Written exercise -
Copy each line where the word "current" occurs.

Data provided -
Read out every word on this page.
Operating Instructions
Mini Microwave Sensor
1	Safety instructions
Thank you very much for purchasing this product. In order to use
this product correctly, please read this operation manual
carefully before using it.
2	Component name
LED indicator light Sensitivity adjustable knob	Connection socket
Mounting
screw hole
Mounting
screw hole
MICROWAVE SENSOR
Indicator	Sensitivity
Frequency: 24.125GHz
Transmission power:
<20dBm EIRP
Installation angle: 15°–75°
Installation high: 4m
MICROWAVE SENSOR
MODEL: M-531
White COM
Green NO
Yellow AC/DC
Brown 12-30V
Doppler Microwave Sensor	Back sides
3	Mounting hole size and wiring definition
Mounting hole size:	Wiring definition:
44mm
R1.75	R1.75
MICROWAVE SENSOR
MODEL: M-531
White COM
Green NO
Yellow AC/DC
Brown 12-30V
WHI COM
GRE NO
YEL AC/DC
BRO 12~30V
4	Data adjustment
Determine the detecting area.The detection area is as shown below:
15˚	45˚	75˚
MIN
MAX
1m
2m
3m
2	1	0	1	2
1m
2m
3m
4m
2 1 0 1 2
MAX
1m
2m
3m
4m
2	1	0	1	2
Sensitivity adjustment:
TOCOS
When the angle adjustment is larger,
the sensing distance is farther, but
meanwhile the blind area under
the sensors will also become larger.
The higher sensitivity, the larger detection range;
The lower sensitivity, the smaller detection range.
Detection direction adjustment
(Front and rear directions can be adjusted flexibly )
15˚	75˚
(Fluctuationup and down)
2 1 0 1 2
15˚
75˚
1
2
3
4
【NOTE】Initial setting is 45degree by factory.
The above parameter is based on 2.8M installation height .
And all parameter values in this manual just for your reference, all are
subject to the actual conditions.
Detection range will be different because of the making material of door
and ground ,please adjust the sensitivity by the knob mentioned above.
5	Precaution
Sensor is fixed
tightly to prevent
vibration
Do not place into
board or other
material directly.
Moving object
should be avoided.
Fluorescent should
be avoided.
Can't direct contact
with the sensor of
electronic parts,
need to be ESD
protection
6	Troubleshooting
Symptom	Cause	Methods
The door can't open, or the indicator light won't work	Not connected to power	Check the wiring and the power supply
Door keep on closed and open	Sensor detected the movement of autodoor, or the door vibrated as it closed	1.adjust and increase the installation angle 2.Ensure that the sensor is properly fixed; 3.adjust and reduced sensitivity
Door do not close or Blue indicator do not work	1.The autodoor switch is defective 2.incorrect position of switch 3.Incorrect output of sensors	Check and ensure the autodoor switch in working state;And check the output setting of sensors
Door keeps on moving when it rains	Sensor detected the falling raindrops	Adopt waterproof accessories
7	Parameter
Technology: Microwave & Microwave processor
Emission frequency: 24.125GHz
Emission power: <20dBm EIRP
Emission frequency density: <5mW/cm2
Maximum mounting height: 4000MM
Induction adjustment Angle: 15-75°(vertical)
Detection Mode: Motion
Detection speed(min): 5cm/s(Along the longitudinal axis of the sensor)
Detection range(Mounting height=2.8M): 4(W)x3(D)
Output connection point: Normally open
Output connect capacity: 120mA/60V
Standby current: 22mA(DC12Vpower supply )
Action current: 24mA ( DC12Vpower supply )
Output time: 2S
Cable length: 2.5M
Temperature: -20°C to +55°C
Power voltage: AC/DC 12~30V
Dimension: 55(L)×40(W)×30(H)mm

Written answer -
Standby current: 22mA(DC12Vpower supply )
Action current: 24mA ( DC12Vpower supply )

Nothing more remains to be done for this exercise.